- WRITTEN TASK: Print all entries word for word.

- GIVEN ENTRIES:
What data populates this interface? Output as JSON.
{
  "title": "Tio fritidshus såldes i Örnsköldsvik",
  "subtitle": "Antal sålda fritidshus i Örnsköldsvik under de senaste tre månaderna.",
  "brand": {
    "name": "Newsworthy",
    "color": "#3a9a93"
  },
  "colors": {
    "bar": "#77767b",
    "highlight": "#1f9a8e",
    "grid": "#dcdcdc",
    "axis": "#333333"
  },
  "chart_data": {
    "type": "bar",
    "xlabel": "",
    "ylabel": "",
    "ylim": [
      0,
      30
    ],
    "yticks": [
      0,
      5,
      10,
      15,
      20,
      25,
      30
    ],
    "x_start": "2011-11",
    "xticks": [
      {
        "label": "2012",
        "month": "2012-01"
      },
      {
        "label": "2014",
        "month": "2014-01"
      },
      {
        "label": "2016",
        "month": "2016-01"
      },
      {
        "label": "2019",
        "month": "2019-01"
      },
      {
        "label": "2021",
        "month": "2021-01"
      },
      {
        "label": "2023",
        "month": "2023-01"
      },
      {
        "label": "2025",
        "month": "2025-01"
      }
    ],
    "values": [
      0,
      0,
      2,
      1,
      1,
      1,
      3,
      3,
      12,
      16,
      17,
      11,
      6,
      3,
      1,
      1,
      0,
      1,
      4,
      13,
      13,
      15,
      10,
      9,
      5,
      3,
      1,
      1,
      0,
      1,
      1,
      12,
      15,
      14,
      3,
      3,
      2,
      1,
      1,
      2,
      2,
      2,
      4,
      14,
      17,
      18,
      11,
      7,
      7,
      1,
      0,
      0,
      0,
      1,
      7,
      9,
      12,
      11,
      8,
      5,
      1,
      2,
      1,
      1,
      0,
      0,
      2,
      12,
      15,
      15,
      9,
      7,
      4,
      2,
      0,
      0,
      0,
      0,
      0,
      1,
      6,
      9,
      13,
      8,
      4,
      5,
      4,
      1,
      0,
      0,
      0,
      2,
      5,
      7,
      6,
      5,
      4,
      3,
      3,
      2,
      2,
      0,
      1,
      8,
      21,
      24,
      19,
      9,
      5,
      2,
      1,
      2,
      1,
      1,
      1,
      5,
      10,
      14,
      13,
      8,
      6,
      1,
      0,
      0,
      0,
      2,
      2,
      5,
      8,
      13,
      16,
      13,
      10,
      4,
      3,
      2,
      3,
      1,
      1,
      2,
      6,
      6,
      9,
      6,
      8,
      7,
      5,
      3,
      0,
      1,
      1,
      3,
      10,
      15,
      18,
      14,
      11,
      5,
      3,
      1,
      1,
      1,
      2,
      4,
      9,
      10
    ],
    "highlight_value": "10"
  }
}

- CORRECT RESULT:
What data populates this interface? Output as JSON.
{
  "title": "Tio fritidshus såldes i Örnsköldsvik",
  "subtitle": "Antal sålda fritidshus i Örnsköldsvik under de senaste tre månaderna.",
  "brand": {
    "name": "Newsworthy",
    "color": "#3a9a93"
  },
  "colors": {
    "bar": "#77767b",
    "highlight": "#1f9a8e",
    "grid": "#dcdcdc",
    "axis": "#333333"
  },
  "chart_data": {
    "type": "bar",
    "xlabel": "",
    "ylabel": "",
    "ylim": [
      0,
      30
    ],
    "yticks": [
      0,
      5,
      10,
      15,
      20,
      25,
      30
    ],
    "x_start": "2011-11",
    "xticks": [
      {
        "label": "2012",
        "month": "2012-01"
      },
      {
        "label": "2014",
        "month": "2014-01"
      },
      {
        "label": "2016",
        "month": "2016-01"
      },
      {
        "label": "2019",
        "month": "2019-01"
      },
      {
        "label": "2021",
        "month": "2021-01"
      },
      {
        "label": "2023",
        "month": "2023-01"
      },
      {
        "label": "2025",
        "month": "2025-01"
      }
    ],
    "values": [
      0,
      0,
      2,
      1,
      1,
      1,
      3,
      3,
      12,
      16,
      17,
      11,
      6,
      3,
      1,
      1,
      0,
      1,
      4,
      13,
      13,
      15,
      10,
      9,
      5,
      3,
      1,
      1,
      0,
      1,
      1,
      12,
      15,
      14,
      3,
      3,
      2,
      1,
      1,
      2,
      2,
      2,
      4,
      14,
      17,
      18,
      11,
      7,
      7,
      1,
      0,
      0,
      0,
      1,
      7,
      9,
      12,
      11,
      8,
      5,
      1,
      2,
      1,
      1,
      0,
      0,
      2,
      12,
      15,
      15,
      9,
      7,
      4,
      2,
      0,
      0,
      0,
      0,
      0,
      1,
      6,
      9,
      13,
      8,
      4,
      5,
      4,
      1,
      0,
      0,
      0,
      2,
      5,
      7,
      6,
      5,
      4,
      3,
      3,
      2,
      2,
      0,
      1,
      8,
      21,
      24,
      19,
      9,
      5,
      2,
      1,
      2,
      1,
      1,
      1,
      5,
      10,
      14,
      13,
      8,
      6,
      1,
      0,
      0,
      0,
      2,
      2,
      5,
      8,
      13,
      16,
      13,
      10,
      4,
      3,
      2,
      3,
      1,
      1,
      2,
      6,
      6,
      9,
      6,
      8,
      7,
      5,
      3,
      0,
      1,
      1,
      3,
      10,
      15,
      18,
      14,
      11,
      5,
      3,
      1,
      1,
      1,
      2,
      4,
      9,
      10
    ],
    "highlight_value": "10"
  }
}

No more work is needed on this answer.